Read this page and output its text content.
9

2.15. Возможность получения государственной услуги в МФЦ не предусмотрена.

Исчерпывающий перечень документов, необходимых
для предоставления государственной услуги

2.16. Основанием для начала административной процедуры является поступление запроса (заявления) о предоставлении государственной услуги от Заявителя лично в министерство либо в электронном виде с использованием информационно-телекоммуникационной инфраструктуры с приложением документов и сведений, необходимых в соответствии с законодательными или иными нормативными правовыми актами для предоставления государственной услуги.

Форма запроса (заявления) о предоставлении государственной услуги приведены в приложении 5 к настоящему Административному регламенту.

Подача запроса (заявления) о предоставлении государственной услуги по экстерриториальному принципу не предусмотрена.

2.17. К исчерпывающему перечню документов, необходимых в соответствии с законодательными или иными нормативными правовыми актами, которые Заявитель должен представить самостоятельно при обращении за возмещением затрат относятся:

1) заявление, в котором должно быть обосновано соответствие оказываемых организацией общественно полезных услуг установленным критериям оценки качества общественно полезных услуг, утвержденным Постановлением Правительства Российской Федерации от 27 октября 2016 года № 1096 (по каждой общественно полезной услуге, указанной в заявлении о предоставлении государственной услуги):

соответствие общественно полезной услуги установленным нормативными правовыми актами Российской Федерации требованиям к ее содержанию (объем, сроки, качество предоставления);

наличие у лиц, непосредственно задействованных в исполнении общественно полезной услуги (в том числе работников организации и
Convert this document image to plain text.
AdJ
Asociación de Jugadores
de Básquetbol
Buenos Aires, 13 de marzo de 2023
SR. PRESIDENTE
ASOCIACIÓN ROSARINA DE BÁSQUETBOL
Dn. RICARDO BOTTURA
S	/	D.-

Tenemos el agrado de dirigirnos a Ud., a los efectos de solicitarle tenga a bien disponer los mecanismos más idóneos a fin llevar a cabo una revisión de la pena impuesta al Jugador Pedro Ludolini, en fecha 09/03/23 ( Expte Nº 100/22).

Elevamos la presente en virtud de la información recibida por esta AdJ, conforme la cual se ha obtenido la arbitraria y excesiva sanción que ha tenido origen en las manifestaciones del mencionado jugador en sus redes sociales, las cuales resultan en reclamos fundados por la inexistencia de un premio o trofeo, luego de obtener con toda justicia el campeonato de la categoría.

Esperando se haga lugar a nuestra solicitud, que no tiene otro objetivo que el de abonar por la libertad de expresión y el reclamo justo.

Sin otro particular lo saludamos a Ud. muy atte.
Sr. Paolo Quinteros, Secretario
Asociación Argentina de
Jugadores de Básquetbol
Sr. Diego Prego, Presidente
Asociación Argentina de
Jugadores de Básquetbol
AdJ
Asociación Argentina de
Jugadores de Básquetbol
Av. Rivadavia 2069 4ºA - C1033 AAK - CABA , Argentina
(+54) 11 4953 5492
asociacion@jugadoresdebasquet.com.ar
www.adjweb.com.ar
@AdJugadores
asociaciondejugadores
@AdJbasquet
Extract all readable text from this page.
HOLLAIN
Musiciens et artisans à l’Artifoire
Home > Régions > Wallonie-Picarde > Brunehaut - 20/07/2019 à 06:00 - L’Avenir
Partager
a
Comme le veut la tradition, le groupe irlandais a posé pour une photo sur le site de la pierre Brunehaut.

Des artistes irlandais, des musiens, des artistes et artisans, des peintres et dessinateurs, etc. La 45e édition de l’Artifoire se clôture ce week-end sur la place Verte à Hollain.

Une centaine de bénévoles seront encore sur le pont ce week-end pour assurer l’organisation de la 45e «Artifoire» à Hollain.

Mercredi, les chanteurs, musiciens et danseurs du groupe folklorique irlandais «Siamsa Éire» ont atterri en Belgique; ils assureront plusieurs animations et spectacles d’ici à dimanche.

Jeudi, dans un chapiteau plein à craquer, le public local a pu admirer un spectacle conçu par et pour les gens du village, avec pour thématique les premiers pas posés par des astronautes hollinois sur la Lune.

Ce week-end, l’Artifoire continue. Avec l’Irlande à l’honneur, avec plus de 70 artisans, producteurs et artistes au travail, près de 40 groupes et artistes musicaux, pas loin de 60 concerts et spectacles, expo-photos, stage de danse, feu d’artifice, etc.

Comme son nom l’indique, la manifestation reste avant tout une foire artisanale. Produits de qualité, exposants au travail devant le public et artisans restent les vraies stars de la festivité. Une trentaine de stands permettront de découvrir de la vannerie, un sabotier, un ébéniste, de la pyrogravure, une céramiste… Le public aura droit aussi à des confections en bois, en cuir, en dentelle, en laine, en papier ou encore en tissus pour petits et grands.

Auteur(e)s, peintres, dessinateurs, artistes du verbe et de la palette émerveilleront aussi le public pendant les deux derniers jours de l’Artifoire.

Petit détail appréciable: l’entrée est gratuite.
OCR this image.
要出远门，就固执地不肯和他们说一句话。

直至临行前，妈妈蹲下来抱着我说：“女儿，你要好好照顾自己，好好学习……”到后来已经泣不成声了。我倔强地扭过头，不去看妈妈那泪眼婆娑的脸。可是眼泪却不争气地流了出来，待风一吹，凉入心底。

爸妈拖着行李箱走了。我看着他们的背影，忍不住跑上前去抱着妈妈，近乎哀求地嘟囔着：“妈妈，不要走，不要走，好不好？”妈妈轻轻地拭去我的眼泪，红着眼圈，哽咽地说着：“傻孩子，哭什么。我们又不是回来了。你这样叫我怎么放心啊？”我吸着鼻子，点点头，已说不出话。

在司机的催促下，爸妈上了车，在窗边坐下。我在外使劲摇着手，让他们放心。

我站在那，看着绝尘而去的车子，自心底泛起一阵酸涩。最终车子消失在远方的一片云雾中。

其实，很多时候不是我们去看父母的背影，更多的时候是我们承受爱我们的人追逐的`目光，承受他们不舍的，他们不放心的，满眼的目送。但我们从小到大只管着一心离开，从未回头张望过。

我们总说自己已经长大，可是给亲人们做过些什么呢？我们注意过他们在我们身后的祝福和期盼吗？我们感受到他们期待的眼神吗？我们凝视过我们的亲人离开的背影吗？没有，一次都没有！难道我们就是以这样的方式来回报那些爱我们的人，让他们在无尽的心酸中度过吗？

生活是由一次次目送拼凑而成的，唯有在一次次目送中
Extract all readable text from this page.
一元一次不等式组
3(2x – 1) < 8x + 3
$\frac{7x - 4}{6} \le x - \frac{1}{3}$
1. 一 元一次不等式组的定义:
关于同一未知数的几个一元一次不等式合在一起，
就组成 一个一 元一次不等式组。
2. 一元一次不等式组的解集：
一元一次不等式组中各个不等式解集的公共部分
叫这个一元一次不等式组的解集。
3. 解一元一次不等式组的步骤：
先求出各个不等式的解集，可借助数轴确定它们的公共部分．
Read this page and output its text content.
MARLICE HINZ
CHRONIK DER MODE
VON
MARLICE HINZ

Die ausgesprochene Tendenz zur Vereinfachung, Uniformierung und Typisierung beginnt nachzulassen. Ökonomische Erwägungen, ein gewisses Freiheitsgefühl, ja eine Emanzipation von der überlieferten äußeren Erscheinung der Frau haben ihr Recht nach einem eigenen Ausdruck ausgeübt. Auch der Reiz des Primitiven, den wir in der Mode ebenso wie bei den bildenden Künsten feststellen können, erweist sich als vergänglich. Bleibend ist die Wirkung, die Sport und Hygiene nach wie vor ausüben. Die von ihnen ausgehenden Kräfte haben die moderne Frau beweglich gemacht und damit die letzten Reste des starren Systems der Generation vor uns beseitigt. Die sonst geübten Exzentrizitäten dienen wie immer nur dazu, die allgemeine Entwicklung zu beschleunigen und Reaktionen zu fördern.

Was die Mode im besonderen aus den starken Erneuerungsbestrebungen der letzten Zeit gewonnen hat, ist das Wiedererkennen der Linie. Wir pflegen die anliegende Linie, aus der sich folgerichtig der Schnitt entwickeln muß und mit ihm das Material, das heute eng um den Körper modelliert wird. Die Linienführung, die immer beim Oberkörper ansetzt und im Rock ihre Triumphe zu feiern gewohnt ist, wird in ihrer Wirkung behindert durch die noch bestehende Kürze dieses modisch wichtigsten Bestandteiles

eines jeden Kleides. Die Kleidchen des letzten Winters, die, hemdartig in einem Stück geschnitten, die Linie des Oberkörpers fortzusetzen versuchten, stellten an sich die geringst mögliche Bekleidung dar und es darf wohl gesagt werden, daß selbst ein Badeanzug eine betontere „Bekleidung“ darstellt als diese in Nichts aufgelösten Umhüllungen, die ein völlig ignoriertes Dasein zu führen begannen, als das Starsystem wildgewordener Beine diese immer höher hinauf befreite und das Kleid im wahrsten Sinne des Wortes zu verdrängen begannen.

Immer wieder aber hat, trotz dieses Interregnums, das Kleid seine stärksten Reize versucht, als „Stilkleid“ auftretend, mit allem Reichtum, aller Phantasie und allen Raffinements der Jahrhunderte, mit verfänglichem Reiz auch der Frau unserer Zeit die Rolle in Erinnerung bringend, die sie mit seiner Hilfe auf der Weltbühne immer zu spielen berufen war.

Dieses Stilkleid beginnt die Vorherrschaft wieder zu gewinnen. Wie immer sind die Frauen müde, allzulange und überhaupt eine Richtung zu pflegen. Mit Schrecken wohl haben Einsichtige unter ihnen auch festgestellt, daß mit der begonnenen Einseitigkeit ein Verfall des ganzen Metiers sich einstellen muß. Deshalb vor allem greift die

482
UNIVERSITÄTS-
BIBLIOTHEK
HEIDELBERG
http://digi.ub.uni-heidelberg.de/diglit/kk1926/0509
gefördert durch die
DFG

***

* _Work to do_: Check all the records above and select each line where the string "Reiz" is found.

* _Correct output_:
Die ausgesprochene Tendenz zur Vereinfachung, Uniformierung und Typisierung beginnt nachzulassen. Ökonomische Erwägungen, ein gewisses Freiheitsgefühl, ja eine Emanzipation von der überlieferten äußeren Erscheinung der Frau haben ihr Recht nach einem eigenen Ausdruck ausgeübt. Auch der Reiz des Primitiven, den wir in der Mode ebenso wie bei den bildenden Künsten feststellen können, erweist sich als vergänglich. Bleibend ist die Wirkung, die Sport und Hygiene nach wie vor ausüben. Die von ihnen ausgehenden Kräfte haben die moderne Frau beweglich gemacht und damit die letzten Reste des starren Systems der Generation vor uns beseitigt. Die sonst geübten Exzentrizitäten dienen wie immer nur dazu, die allgemeine Entwicklung zu beschleunigen und Reaktionen zu fördern.
Immer wieder aber hat, trotz dieses Interregnums, das Kleid seine stärksten Reize versucht, als „Stilkleid“ auftretend, mit allem Reichtum, aller Phantasie und allen Raffinements der Jahrhunderte, mit verfänglichem Reiz auch der Frau unserer Zeit die Rolle in Erinnerung bringend, die sie mit seiner Hilfe auf der Weltbühne immer zu spielen berufen war.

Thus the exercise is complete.